Data entries:
++++++++++++++++++++
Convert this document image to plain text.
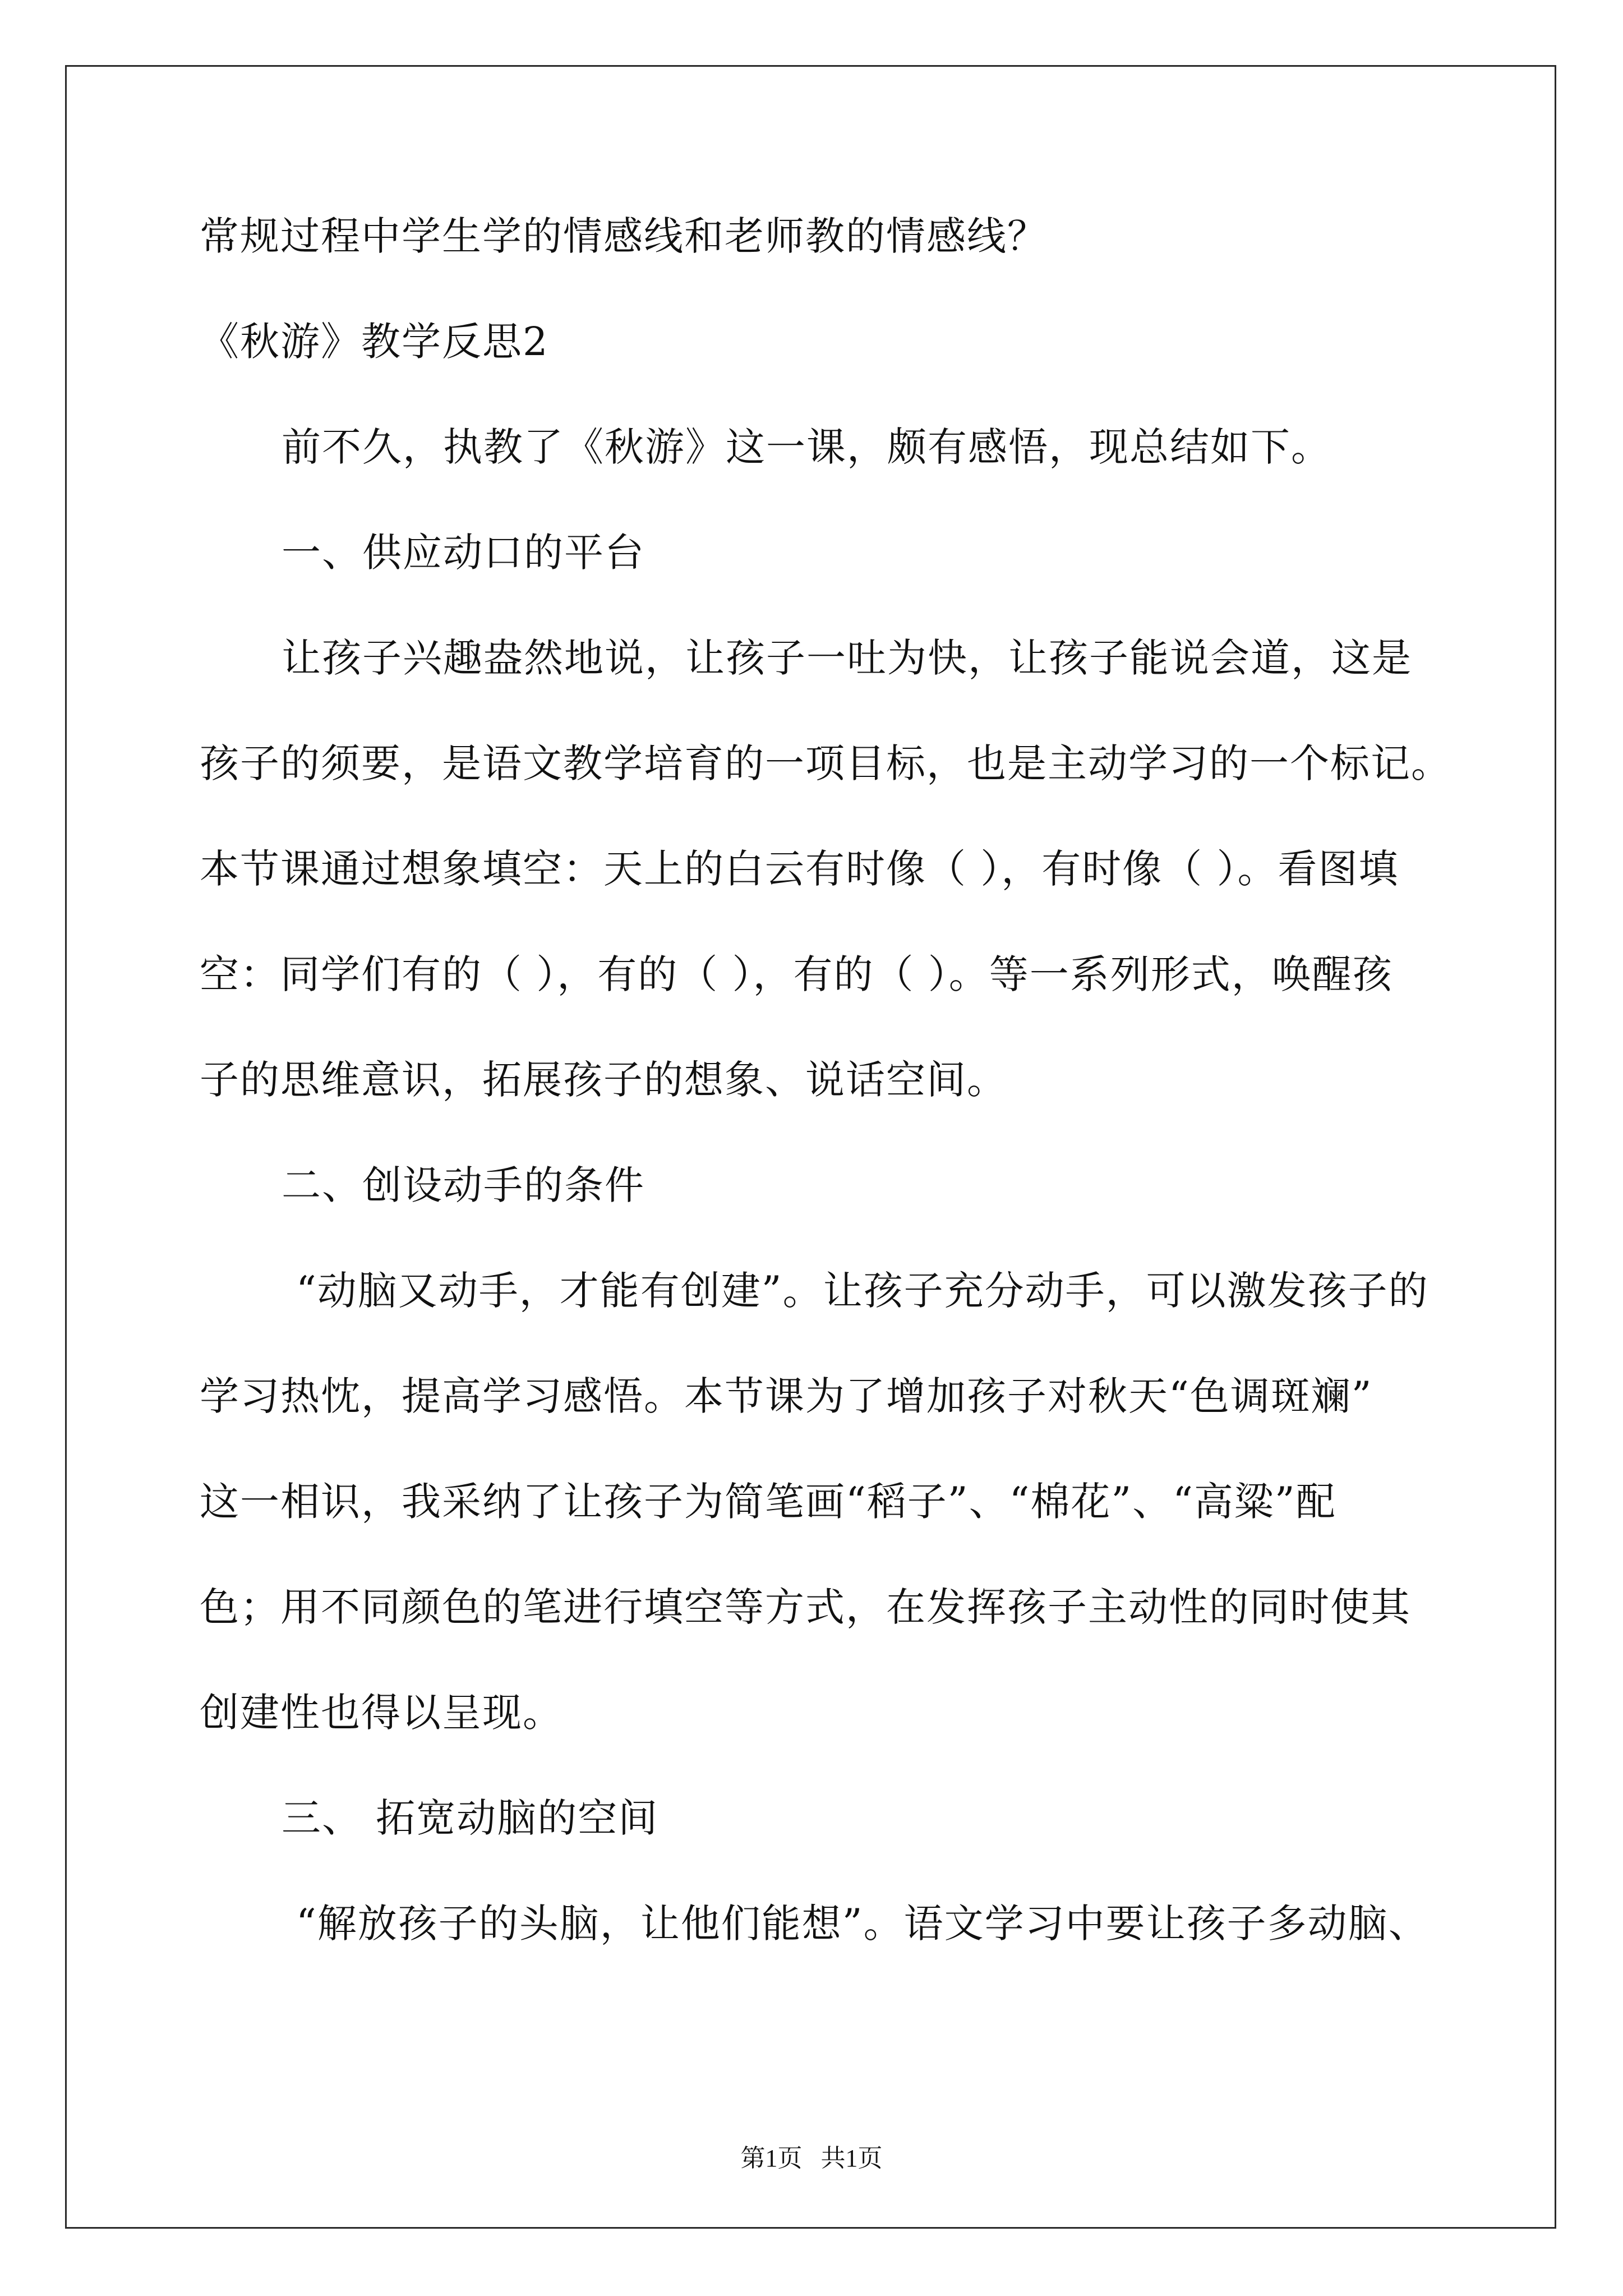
常规过程中学生学的情感线和老师教的情感线？
《秋游》教学反思2
前不久，执教了《秋游》这一课，颇有感悟，现总结如下。
一、供应动口的平台
让孩子兴趣盎然地说，让孩子一吐为快，让孩子能说会道，这是
孩子的须要，是语文教学培育的一项目标，也是主动学习的一个标记。
本节课通过想象填空：天上的白云有时像（ ），有时像（ ）。看图填
空：同学们有的（ ），有的（ ），有的（ ）。等一系列形式，唤醒孩
子的思维意识，拓展孩子的想象、说话空间。
二、创设动手的条件
“动脑又动手，才能有创建”。让孩子充分动手，可以激发孩子的
学习热忱，提高学习感悟。本节课为了增加孩子对秋天“色调斑斓”
这一相识，我采纳了让孩子为简笔画“稻子”、“棉花”、“高粱”配
色；用不同颜色的笔进行填空等方式，在发挥孩子主动性的同时使其
创建性也得以呈现。
三、 拓宽动脑的空间
“解放孩子的头脑，让他们能想”。语文学习中要让孩子多动脑、
第1页   共1页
++++++++++++++++++++
Copy out each record shown above without alteration, skipping any picture.

Convert this document image to plain text.
常规过程中学生学的情感线和老师教的情感线？
《秋游》教学反思2
前不久，执教了《秋游》这一课，颇有感悟，现总结如下。
一、供应动口的平台
让孩子兴趣盎然地说，让孩子一吐为快，让孩子能说会道，这是
孩子的须要，是语文教学培育的一项目标，也是主动学习的一个标记。
本节课通过想象填空：天上的白云有时像（ ），有时像（ ）。看图填
空：同学们有的（ ），有的（ ），有的（ ）。等一系列形式，唤醒孩
子的思维意识，拓展孩子的想象、说话空间。
二、创设动手的条件
“动脑又动手，才能有创建”。让孩子充分动手，可以激发孩子的
学习热忱，提高学习感悟。本节课为了增加孩子对秋天“色调斑斓”
这一相识，我采纳了让孩子为简笔画“稻子”、“棉花”、“高粱”配
色；用不同颜色的笔进行填空等方式，在发挥孩子主动性的同时使其
创建性也得以呈现。
三、 拓宽动脑的空间
“解放孩子的头脑，让他们能想”。语文学习中要让孩子多动脑、
第1页   共1页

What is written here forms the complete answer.